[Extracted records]

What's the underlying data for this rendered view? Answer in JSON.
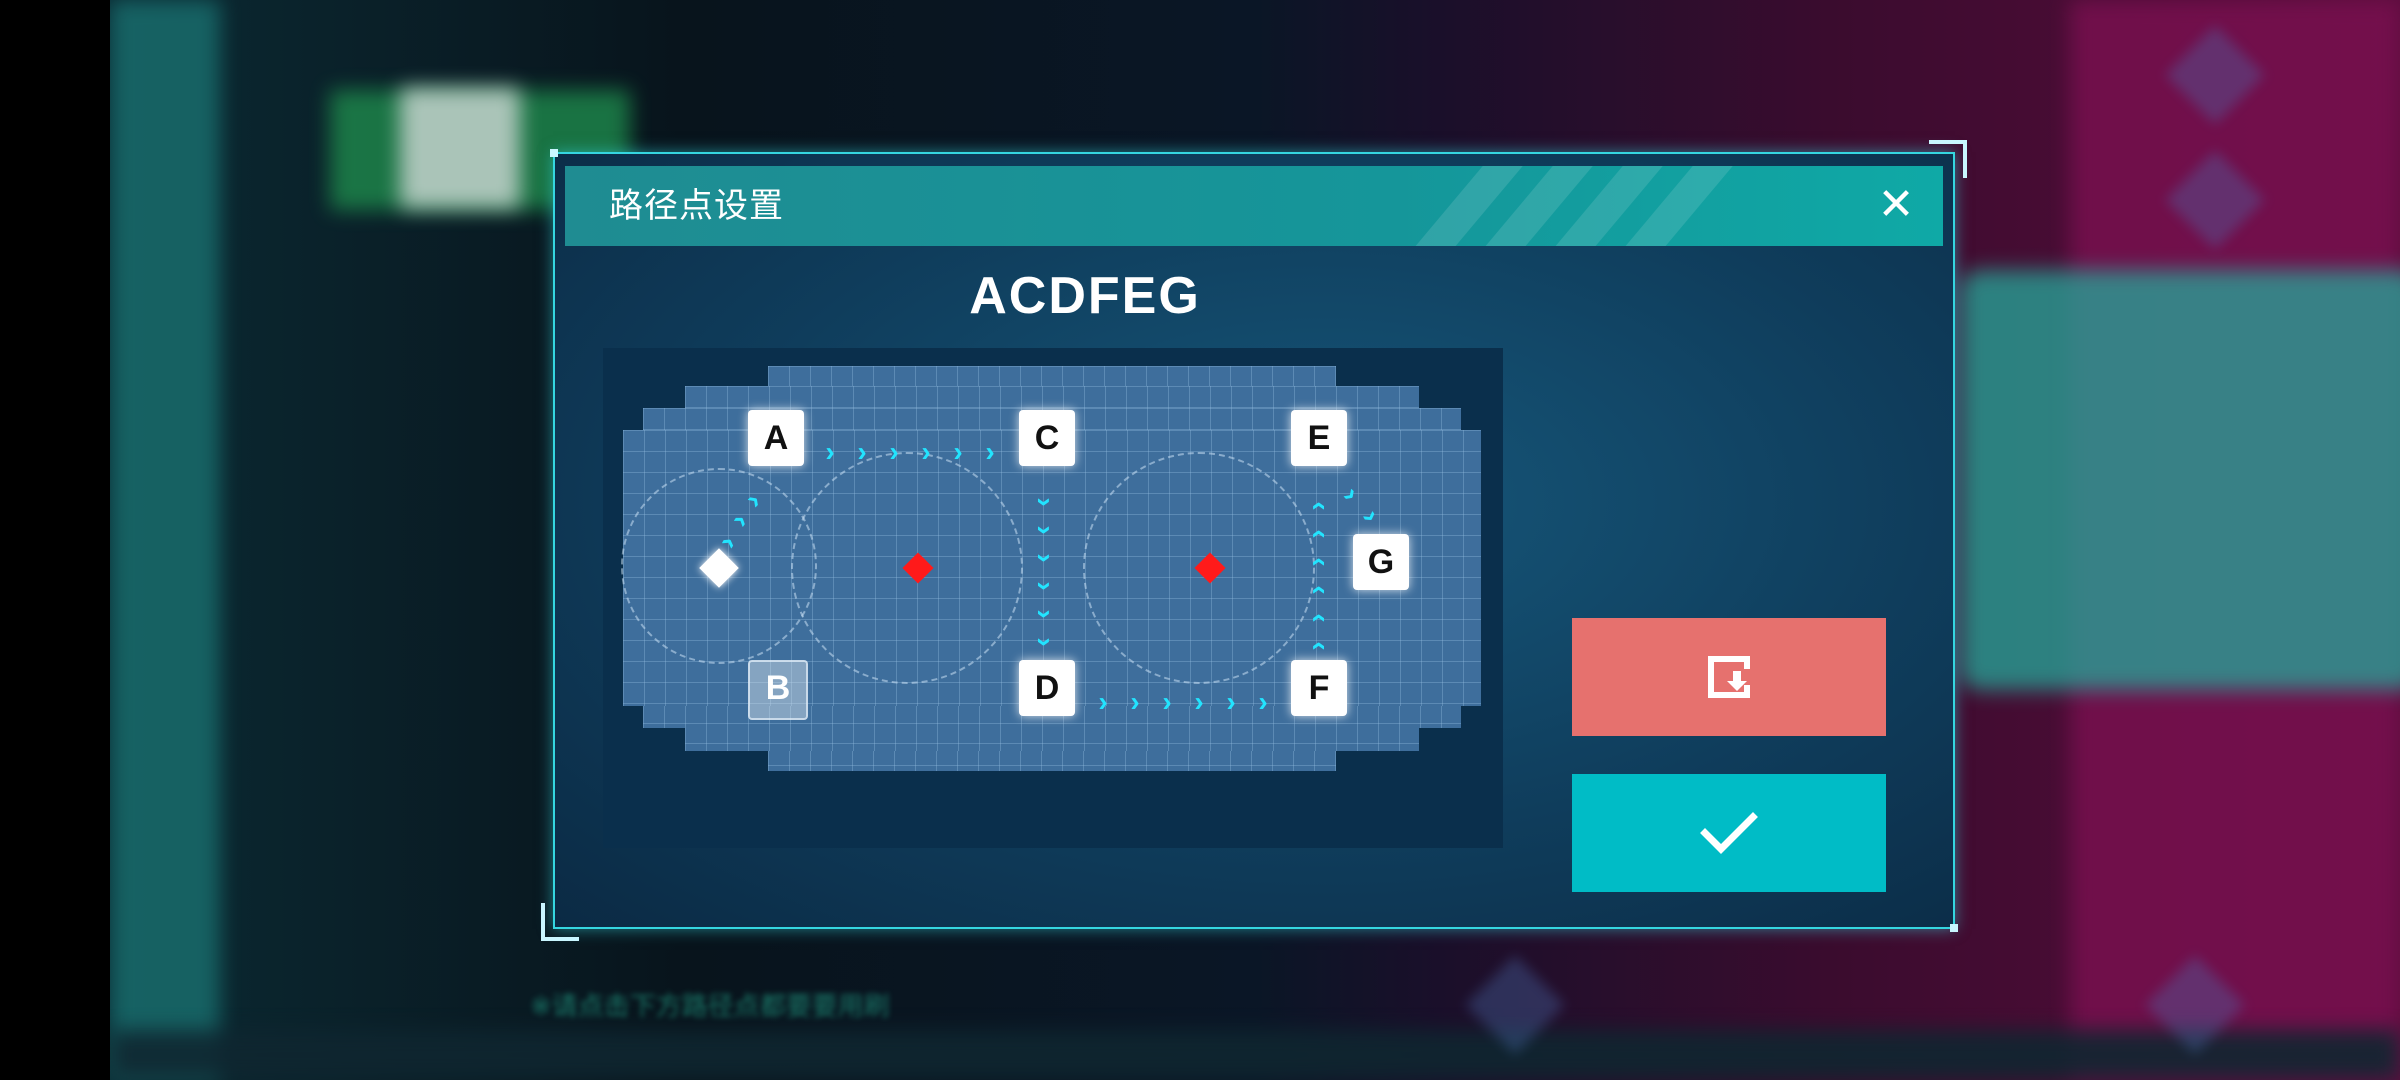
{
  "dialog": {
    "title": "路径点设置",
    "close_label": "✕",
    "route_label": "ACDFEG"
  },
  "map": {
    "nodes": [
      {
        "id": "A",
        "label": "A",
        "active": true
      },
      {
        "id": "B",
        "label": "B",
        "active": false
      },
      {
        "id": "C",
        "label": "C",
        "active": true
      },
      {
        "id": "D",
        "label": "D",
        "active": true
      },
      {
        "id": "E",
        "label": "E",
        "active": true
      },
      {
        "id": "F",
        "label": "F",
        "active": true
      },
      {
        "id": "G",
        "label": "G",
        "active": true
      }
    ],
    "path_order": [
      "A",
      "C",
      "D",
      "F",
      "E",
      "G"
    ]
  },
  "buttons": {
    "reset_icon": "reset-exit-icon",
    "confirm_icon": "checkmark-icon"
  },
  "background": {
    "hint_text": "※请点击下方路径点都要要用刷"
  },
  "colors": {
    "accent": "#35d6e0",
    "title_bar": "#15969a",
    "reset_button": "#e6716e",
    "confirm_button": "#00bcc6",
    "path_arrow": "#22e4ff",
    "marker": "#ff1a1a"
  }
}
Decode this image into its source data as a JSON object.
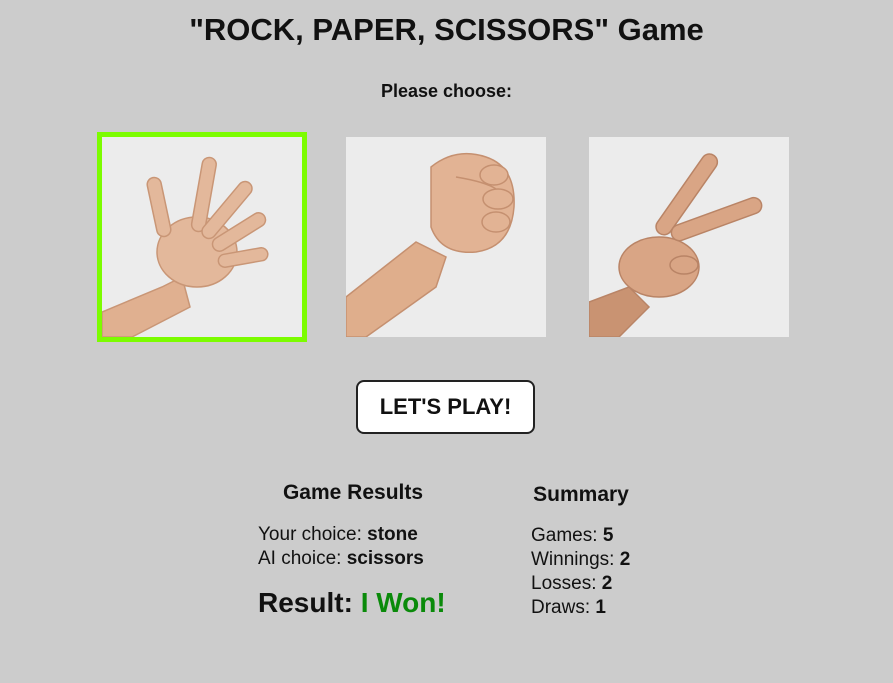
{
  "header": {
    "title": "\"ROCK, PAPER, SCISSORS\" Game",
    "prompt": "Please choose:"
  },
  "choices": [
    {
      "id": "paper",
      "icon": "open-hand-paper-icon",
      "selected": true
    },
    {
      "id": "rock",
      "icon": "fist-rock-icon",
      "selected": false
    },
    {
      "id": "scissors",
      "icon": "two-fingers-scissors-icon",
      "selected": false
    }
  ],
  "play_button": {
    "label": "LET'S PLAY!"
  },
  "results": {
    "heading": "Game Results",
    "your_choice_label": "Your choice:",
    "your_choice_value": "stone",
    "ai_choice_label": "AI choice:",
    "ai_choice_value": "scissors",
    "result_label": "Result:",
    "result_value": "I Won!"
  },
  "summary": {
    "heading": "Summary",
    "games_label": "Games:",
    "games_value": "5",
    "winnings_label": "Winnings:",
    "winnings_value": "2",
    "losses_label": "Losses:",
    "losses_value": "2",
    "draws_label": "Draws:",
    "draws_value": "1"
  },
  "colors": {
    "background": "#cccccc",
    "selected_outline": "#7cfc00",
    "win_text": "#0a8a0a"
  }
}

• **To be done**
Give back the whole listing as it stands, minus its pictures.

• **Completed task**
What's the underlying data for this rendered view? Answer in JSON.
{
  "dialog": {
    "title": "路径点设置",
    "close_label": "✕",
    "route_label": "ACDFEG"
  },
  "map": {
    "nodes": [
      {
        "id": "A",
        "label": "A",
        "active": true
      },
      {
        "id": "B",
        "label": "B",
        "active": false
      },
      {
        "id": "C",
        "label": "C",
        "active": true
      },
      {
        "id": "D",
        "label": "D",
        "active": true
      },
      {
        "id": "E",
        "label": "E",
        "active": true
      },
      {
        "id": "F",
        "label": "F",
        "active": true
      },
      {
        "id": "G",
        "label": "G",
        "active": true
      }
    ],
    "path_order": [
      "A",
      "C",
      "D",
      "F",
      "E",
      "G"
    ]
  },
  "buttons": {
    "reset_icon": "reset-exit-icon",
    "confirm_icon": "checkmark-icon"
  },
  "background": {
    "hint_text": "※请点击下方路径点都要要用刷"
  },
  "colors": {
    "accent": "#35d6e0",
    "title_bar": "#15969a",
    "reset_button": "#e6716e",
    "confirm_button": "#00bcc6",
    "path_arrow": "#22e4ff",
    "marker": "#ff1a1a"
  }
}
Decode this image into its source data as a JSON object.
{
  "header": {
    "title": "\"ROCK, PAPER, SCISSORS\" Game",
    "prompt": "Please choose:"
  },
  "choices": [
    {
      "id": "paper",
      "icon": "open-hand-paper-icon",
      "selected": true
    },
    {
      "id": "rock",
      "icon": "fist-rock-icon",
      "selected": false
    },
    {
      "id": "scissors",
      "icon": "two-fingers-scissors-icon",
      "selected": false
    }
  ],
  "play_button": {
    "label": "LET'S PLAY!"
  },
  "results": {
    "heading": "Game Results",
    "your_choice_label": "Your choice:",
    "your_choice_value": "stone",
    "ai_choice_label": "AI choice:",
    "ai_choice_value": "scissors",
    "result_label": "Result:",
    "result_value": "I Won!"
  },
  "summary": {
    "heading": "Summary",
    "games_label": "Games:",
    "games_value": "5",
    "winnings_label": "Winnings:",
    "winnings_value": "2",
    "losses_label": "Losses:",
    "losses_value": "2",
    "draws_label": "Draws:",
    "draws_value": "1"
  },
  "colors": {
    "background": "#cccccc",
    "selected_outline": "#7cfc00",
    "win_text": "#0a8a0a"
  }
}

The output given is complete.